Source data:
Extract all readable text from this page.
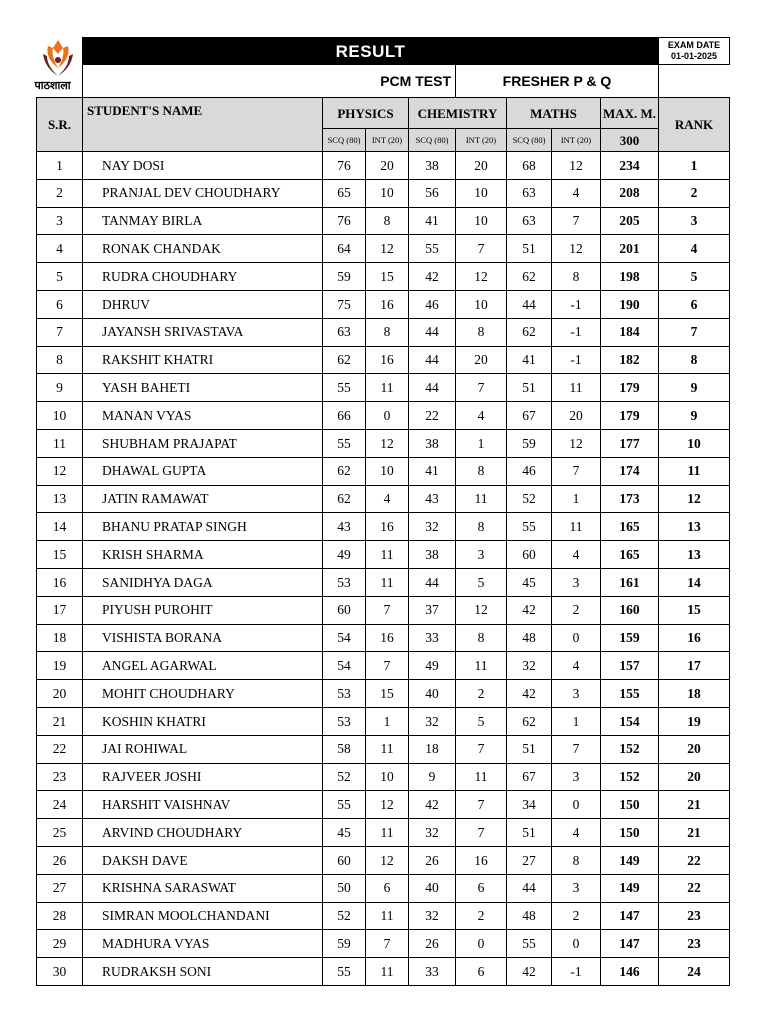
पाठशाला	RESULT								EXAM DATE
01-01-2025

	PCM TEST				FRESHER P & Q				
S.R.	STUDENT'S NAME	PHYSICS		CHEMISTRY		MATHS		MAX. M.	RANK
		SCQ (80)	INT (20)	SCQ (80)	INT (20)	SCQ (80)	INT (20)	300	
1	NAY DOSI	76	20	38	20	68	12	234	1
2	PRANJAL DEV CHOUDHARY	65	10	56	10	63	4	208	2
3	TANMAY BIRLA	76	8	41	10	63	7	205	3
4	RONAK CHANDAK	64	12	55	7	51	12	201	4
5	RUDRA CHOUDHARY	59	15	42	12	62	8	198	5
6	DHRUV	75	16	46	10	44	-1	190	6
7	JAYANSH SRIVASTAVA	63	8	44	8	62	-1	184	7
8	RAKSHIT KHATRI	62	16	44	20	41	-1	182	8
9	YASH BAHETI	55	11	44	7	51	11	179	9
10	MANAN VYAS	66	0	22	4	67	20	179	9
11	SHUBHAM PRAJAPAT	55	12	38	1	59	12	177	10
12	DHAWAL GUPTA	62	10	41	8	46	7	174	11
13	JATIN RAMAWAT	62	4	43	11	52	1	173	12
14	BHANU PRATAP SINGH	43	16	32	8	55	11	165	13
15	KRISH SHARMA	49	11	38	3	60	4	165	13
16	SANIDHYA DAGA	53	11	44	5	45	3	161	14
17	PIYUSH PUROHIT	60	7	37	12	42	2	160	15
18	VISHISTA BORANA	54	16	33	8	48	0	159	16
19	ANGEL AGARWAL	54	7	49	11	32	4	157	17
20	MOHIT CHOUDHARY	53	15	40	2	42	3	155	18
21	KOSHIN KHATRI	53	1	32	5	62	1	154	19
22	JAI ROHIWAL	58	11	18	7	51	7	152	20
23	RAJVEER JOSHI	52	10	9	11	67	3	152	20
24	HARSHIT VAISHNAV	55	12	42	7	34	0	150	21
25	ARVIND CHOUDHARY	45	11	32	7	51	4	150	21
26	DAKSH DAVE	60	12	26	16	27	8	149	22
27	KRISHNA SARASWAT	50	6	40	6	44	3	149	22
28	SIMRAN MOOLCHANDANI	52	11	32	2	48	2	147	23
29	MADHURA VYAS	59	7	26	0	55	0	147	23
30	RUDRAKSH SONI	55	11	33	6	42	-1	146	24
==
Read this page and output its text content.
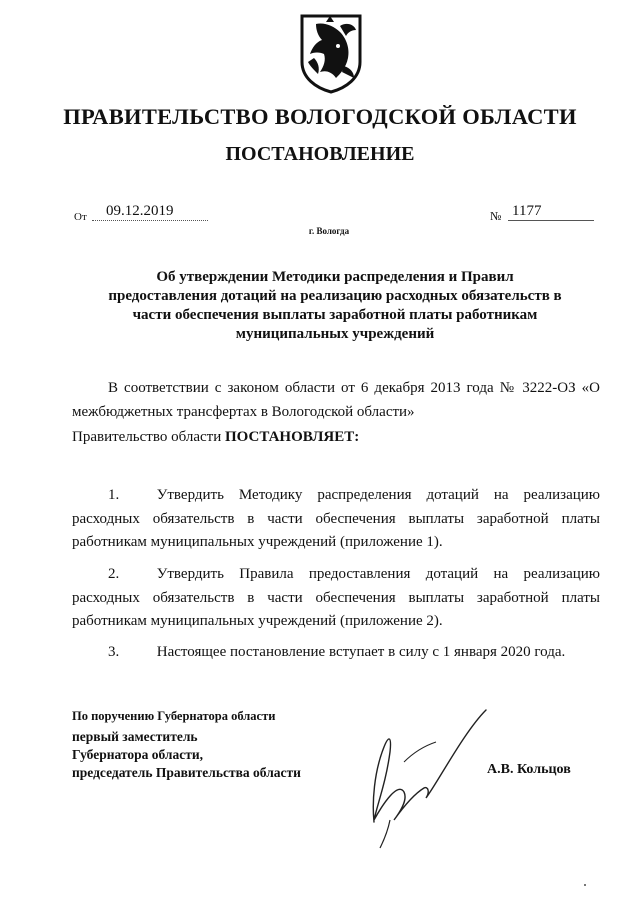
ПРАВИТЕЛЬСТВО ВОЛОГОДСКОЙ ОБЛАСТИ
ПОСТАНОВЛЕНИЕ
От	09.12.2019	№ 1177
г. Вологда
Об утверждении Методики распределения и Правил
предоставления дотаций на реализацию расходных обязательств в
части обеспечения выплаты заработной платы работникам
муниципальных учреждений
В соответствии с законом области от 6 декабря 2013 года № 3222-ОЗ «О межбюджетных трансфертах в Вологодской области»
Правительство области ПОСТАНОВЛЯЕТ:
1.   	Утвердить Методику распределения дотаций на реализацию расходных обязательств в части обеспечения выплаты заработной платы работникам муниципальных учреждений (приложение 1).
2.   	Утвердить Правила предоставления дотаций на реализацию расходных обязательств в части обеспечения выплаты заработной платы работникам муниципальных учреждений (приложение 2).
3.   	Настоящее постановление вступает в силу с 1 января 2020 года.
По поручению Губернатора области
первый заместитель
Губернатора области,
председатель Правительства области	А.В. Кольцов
--
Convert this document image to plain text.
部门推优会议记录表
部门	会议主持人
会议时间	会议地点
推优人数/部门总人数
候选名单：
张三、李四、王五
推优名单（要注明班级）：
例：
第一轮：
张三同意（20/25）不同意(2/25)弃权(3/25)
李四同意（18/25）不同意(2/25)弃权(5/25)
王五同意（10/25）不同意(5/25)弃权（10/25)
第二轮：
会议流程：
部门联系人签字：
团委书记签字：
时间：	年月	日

• Do this: Pick out, from the lines above, every one that contains the string "CHOUDHARY".

• Response to this exercise:
2	PRANJAL DEV CHOUDHARY	65	10	56	10	63	4	208	2
5	RUDRA CHOUDHARY	59	15	42	12	62	8	198	5
20	MOHIT CHOUDHARY	53	15	40	2	42	3	155	18
25	ARVIND CHOUDHARY	45	11	32	7	51	4	150	21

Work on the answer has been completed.